— Begin Information provided —
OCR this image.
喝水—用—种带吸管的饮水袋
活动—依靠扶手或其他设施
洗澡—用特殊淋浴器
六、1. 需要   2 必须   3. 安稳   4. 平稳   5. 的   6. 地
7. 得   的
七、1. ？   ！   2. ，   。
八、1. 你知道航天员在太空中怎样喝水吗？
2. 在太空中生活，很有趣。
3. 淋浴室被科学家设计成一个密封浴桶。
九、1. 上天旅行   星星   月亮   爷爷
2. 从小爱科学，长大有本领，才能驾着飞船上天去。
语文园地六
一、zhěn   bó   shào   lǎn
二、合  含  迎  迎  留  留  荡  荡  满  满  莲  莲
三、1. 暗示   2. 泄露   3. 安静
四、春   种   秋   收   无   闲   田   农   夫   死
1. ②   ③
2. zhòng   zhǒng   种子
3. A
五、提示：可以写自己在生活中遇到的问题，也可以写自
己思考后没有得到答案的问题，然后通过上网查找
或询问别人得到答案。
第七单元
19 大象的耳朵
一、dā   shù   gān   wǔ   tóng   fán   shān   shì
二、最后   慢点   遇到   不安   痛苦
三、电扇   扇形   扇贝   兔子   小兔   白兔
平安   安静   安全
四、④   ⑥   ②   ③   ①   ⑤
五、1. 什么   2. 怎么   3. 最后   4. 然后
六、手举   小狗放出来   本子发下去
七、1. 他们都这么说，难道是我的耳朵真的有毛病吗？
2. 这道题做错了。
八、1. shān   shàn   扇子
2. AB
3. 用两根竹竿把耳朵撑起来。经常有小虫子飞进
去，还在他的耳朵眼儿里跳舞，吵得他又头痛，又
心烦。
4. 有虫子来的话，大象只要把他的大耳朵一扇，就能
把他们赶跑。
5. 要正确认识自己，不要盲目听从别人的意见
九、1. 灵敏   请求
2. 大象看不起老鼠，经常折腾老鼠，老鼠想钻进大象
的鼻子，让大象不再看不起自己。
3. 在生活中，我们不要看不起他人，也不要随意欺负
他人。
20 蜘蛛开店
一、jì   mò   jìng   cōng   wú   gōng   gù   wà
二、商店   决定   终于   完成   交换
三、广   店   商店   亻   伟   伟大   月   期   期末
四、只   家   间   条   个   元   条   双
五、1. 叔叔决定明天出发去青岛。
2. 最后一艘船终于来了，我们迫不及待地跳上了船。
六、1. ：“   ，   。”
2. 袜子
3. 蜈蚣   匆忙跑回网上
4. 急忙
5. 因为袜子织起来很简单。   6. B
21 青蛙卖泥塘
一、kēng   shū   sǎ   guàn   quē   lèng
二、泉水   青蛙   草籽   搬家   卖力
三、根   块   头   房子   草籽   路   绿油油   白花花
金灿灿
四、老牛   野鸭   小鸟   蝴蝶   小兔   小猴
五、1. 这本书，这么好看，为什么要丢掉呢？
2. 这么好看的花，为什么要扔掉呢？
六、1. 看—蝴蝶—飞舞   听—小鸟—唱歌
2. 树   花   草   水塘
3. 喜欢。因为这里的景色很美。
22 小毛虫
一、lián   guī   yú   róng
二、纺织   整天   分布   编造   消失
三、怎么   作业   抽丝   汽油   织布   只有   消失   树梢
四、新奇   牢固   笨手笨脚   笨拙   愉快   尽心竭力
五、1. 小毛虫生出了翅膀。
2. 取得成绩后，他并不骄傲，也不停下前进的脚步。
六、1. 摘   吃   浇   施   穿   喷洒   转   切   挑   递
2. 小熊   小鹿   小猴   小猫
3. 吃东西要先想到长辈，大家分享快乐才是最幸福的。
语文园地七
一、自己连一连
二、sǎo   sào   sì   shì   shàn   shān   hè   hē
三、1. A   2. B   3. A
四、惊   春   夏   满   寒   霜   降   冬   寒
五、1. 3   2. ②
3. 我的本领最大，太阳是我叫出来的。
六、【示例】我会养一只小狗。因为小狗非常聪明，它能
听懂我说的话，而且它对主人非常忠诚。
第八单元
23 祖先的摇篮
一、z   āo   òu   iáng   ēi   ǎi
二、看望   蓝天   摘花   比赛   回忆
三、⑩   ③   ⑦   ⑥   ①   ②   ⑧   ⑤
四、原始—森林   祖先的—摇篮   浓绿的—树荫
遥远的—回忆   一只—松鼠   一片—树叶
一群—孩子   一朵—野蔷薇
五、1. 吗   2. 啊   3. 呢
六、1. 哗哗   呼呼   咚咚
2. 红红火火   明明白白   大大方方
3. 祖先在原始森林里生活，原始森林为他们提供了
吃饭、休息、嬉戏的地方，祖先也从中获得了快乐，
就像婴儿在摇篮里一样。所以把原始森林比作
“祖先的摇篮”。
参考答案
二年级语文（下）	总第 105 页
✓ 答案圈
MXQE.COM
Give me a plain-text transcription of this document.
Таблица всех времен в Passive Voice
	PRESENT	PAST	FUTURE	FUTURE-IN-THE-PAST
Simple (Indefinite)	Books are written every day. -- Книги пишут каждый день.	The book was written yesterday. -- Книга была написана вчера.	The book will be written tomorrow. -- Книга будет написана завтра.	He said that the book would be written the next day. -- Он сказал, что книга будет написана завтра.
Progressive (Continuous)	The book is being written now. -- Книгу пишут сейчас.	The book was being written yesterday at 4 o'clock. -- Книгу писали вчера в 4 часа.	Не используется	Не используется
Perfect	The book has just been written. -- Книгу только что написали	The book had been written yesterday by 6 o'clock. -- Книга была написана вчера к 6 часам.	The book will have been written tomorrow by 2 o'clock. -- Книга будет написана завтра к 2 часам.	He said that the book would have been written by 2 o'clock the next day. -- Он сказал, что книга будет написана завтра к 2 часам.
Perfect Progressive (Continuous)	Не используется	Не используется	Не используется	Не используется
— End Information provided —
Exercise directions
Search the lines for the string "Perfect" and copy every line that has it.

Reply to the exercise
Perfect	The book has just been written. -- Книгу только что написали	The book had been written yesterday by 6 o'clock. -- Книга была написана вчера к 6 часам.	The book will have been written tomorrow by 2 o'clock. -- Книга будет написана завтра к 2 часам.	He said that the book would have been written by 2 o'clock the next day. -- Он сказал, что книга будет написана завтра к 2 часам.
Perfect Progressive (Continuous)	Не используется	Не используется	Не используется	Не используется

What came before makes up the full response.